GOAL –
Print the data below without changes, starting at the line with "text-file-icon bbox=[253, 87, 265, 102]" and ending at the line with "warning-count: 0 bbox=[94, 458, 102, 472]", both included.

(Items from a dataset)
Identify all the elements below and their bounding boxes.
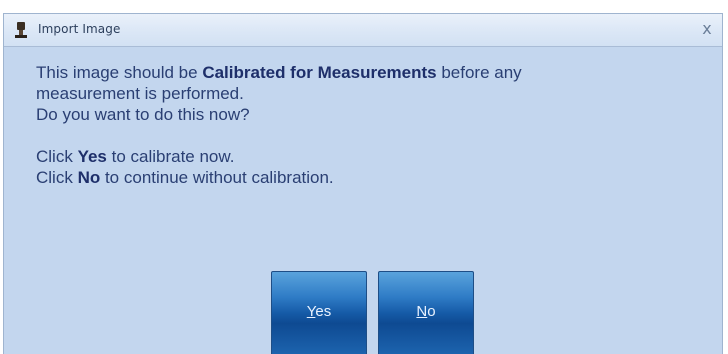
message-text-segment: Click bbox=[36, 147, 78, 166]
message-line-1: This image should be Calibrated for Meas… bbox=[36, 62, 696, 83]
yes-button-label: Yes bbox=[272, 302, 366, 322]
message-emphasis: Calibrated for Measurements bbox=[202, 63, 437, 82]
message-line-3: Do you want to do this now? bbox=[36, 105, 250, 124]
button-label-rest: o bbox=[427, 303, 436, 320]
message-text: This image should be Calibrated for Meas… bbox=[36, 62, 696, 188]
message-text-segment: Click bbox=[36, 168, 78, 187]
window-title: Import Image bbox=[38, 22, 121, 36]
message-emphasis: No bbox=[77, 168, 101, 187]
no-button-label: No bbox=[379, 302, 473, 322]
yes-button[interactable]: Yes bbox=[271, 271, 367, 354]
message-line-2: measurement is performed. bbox=[36, 84, 244, 103]
message-text-segment: This image should be bbox=[36, 63, 203, 82]
accelerator-key: N bbox=[416, 303, 428, 320]
message-line-5: Click No to continue without calibration… bbox=[36, 167, 696, 188]
message-text-segment: before any bbox=[436, 63, 522, 82]
button-label-rest: es bbox=[315, 303, 332, 320]
no-button[interactable]: No bbox=[378, 271, 474, 354]
title-bar[interactable]: Import Image x bbox=[4, 14, 722, 47]
message-emphasis: Yes bbox=[77, 147, 107, 166]
message-text-segment: to calibrate now. bbox=[106, 147, 235, 166]
close-icon[interactable]: x bbox=[698, 19, 716, 39]
message-text-segment: to continue without calibration. bbox=[100, 168, 334, 187]
message-line-4: Click Yes to calibrate now. bbox=[36, 146, 696, 167]
app-icon bbox=[14, 21, 28, 39]
import-image-dialog: Import Image x This image should be Cali… bbox=[3, 13, 723, 354]
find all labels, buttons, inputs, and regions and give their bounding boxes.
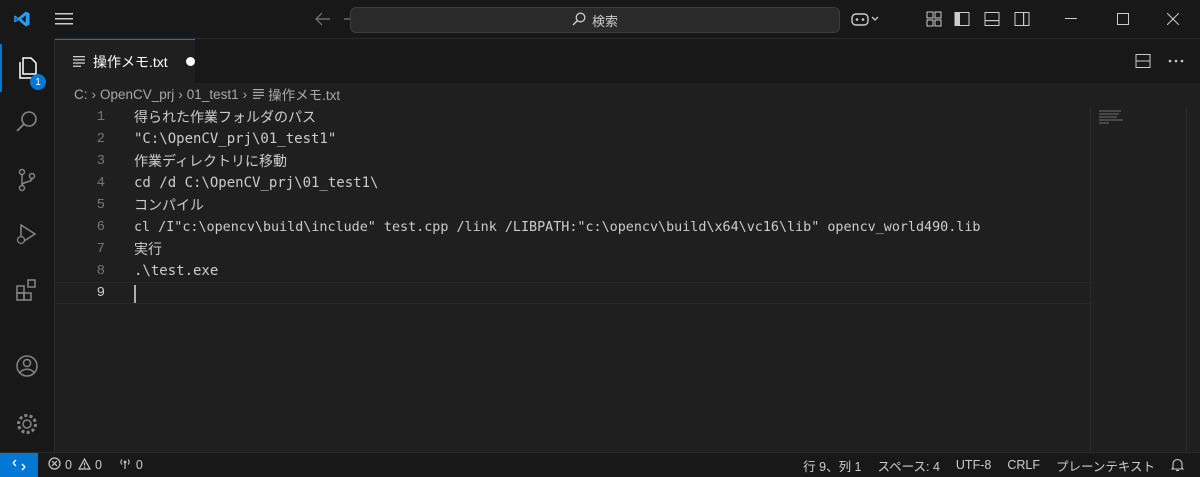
text-file-icon bbox=[253, 87, 265, 102]
command-center-search[interactable]: 検索 bbox=[350, 7, 840, 33]
explorer-badge: 1 bbox=[30, 74, 46, 90]
toggle-primary-sidebar-icon[interactable] bbox=[950, 0, 974, 38]
editor-line[interactable]: 1 得られた作業フォルダのパス bbox=[55, 106, 1090, 128]
error-icon bbox=[48, 457, 61, 473]
line-text[interactable]: 作業ディレクトリに移動 bbox=[134, 151, 287, 171]
customize-layout-icon[interactable] bbox=[922, 0, 946, 38]
radio-tower-icon bbox=[118, 457, 132, 473]
run-and-debug-icon[interactable] bbox=[0, 210, 54, 258]
line-text[interactable]: cl /I"c:\opencv\build\include" test.cpp … bbox=[134, 220, 981, 235]
chevron-right-icon: › bbox=[91, 86, 97, 102]
status-bar: 0 0 0 行 9、列 1 スペース: 4 UTF-8 CRLF プレーンテキス… bbox=[0, 452, 1200, 477]
title-bar: 検索 bbox=[0, 0, 1200, 39]
warning-icon bbox=[77, 457, 91, 473]
warning-count: 0 bbox=[94, 458, 102, 472]
error-count: 0 bbox=[65, 458, 72, 472]
source-control-icon[interactable] bbox=[0, 156, 54, 204]
breadcrumb-folder[interactable]: OpenCV_prj bbox=[100, 87, 174, 102]
extensions-icon[interactable] bbox=[0, 266, 54, 314]
line-text[interactable]: cd /d C:\OpenCV_prj\01_test1\ bbox=[134, 175, 378, 191]
breadcrumb-drive[interactable]: C: bbox=[74, 87, 88, 102]
ports-status[interactable]: 0 bbox=[110, 457, 151, 473]
accounts-icon[interactable] bbox=[0, 342, 54, 390]
search-icon bbox=[572, 12, 586, 29]
line-number: 6 bbox=[96, 219, 105, 235]
editor-line[interactable]: 2 "C:\OpenCV_prj\01_test1" bbox=[55, 128, 1090, 150]
ports-count: 0 bbox=[135, 458, 143, 472]
close-window-icon[interactable] bbox=[1150, 0, 1196, 38]
tab-file[interactable]: 操作メモ.txt bbox=[55, 39, 195, 83]
line-text[interactable]: .\test.exe bbox=[134, 263, 218, 279]
toggle-panel-icon[interactable] bbox=[980, 0, 1004, 38]
breadcrumb-file[interactable]: 操作メモ.txt bbox=[268, 84, 340, 104]
remote-indicator[interactable] bbox=[0, 453, 38, 477]
editor-line[interactable]: 7 実行 bbox=[55, 238, 1090, 260]
line-text[interactable]: "C:\OpenCV_prj\01_test1" bbox=[134, 131, 336, 147]
chevron-right-icon: › bbox=[242, 86, 248, 102]
minimap[interactable] bbox=[1090, 106, 1187, 452]
line-text[interactable]: コンパイル bbox=[134, 195, 204, 215]
search-view-icon[interactable] bbox=[0, 98, 54, 146]
vscode-logo-icon bbox=[8, 0, 36, 38]
vertical-scrollbar[interactable] bbox=[1186, 106, 1200, 452]
breadcrumb-subfolder[interactable]: 01_test1 bbox=[187, 87, 239, 102]
activity-bar: 1 bbox=[0, 38, 55, 452]
indentation[interactable]: スペース: 4 bbox=[870, 456, 948, 475]
minimize-icon[interactable] bbox=[1048, 0, 1094, 38]
maximize-icon[interactable] bbox=[1100, 0, 1146, 38]
search-label: 検索 bbox=[591, 13, 618, 29]
more-actions-icon[interactable] bbox=[1161, 43, 1191, 79]
split-editor-icon[interactable] bbox=[1131, 43, 1155, 79]
editor-line[interactable]: 6 cl /I"c:\opencv\build\include" test.cp… bbox=[55, 216, 1090, 238]
line-text[interactable]: 実行 bbox=[134, 239, 162, 259]
editor-line-current[interactable]: 9 bbox=[55, 282, 1090, 304]
line-number: 4 bbox=[96, 175, 105, 191]
editor-line[interactable]: 8 .\test.exe bbox=[55, 260, 1090, 282]
toggle-secondary-sidebar-icon[interactable] bbox=[1010, 0, 1034, 38]
chevron-right-icon: › bbox=[178, 86, 183, 102]
cursor-position[interactable]: 行 9、列 1 bbox=[795, 456, 869, 475]
line-number: 9 bbox=[96, 285, 105, 301]
editor-line[interactable]: 5 コンパイル bbox=[55, 194, 1090, 216]
copilot-icon[interactable] bbox=[846, 0, 886, 38]
language-mode[interactable]: プレーンテキスト bbox=[1048, 456, 1163, 475]
editor-line[interactable]: 3 作業ディレクトリに移動 bbox=[55, 150, 1090, 172]
line-number: 5 bbox=[96, 197, 105, 213]
explorer-icon[interactable]: 1 bbox=[0, 44, 54, 92]
menu-icon[interactable] bbox=[50, 0, 78, 38]
line-text[interactable]: 得られた作業フォルダのパス bbox=[134, 107, 316, 127]
manage-gear-icon[interactable] bbox=[0, 400, 54, 448]
notifications-bell-icon[interactable] bbox=[1163, 458, 1200, 472]
editor-line[interactable]: 4 cd /d C:\OpenCV_prj\01_test1\ bbox=[55, 172, 1090, 194]
tab-filename: 操作メモ.txt bbox=[93, 53, 168, 70]
breadcrumb: C: › OpenCV_prj › 01_test1 › 操作メモ.txt bbox=[74, 83, 340, 105]
unsaved-dot-icon[interactable] bbox=[185, 57, 195, 66]
problems-status[interactable]: 0 0 bbox=[38, 457, 110, 473]
end-of-line[interactable]: CRLF bbox=[999, 458, 1048, 472]
encoding[interactable]: UTF-8 bbox=[948, 458, 999, 472]
text-editor[interactable]: 1 得られた作業フォルダのパス 2 "C:\OpenCV_prj\01_test… bbox=[55, 106, 1090, 452]
line-number: 2 bbox=[96, 131, 105, 147]
line-number: 1 bbox=[96, 109, 105, 125]
back-arrow-icon[interactable] bbox=[312, 0, 334, 38]
text-file-icon bbox=[73, 54, 85, 70]
line-number: 3 bbox=[96, 153, 105, 169]
line-number: 7 bbox=[96, 241, 105, 257]
line-number: 8 bbox=[96, 263, 105, 279]
text-cursor bbox=[134, 285, 136, 303]
editor-tab-bar: 操作メモ.txt bbox=[55, 39, 1200, 83]
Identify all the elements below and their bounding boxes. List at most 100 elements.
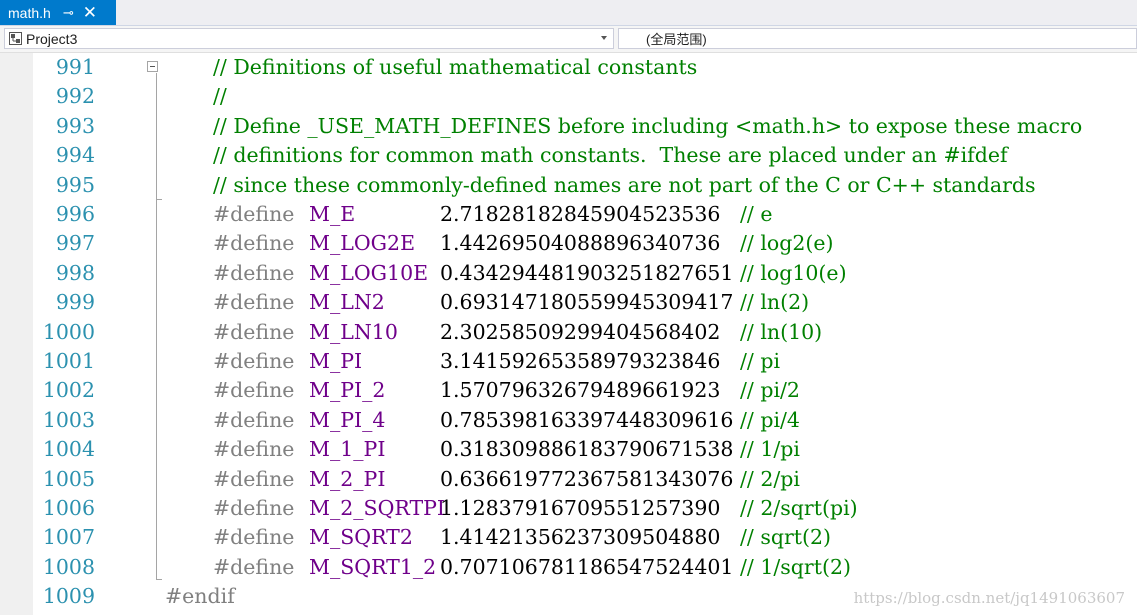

SOLUTION –
text-file-icon bbox=[253, 87, 265, 102]
command-center-search[interactable]: 検索 bbox=[350, 7, 840, 33]
explorer-badge: 1 bbox=[30, 74, 46, 90]
toggle-primary-sidebar-icon[interactable] bbox=[950, 0, 974, 38]
editor-line[interactable]: 1 得られた作業フォルダのパス bbox=[55, 106, 1090, 128]
error-icon bbox=[48, 457, 61, 473]
line-text[interactable]: 作業ディレクトリに移動 bbox=[134, 151, 287, 171]
customize-layout-icon[interactable] bbox=[922, 0, 946, 38]
radio-tower-icon bbox=[118, 457, 132, 473]
run-and-debug-icon[interactable] bbox=[0, 210, 54, 258]
line-text[interactable]: cl /I"c:\opencv\build\include" test.cpp … bbox=[134, 220, 981, 235]
chevron-right-icon: › bbox=[91, 86, 97, 102]
status-bar: 0 0 0 行 9、列 1 スペース: 4 UTF-8 CRLF プレーンテキス… bbox=[0, 452, 1200, 477]
title-bar: 検索 bbox=[0, 0, 1200, 39]
warning-icon bbox=[77, 457, 91, 473]
warning-count: 0 bbox=[94, 458, 102, 472]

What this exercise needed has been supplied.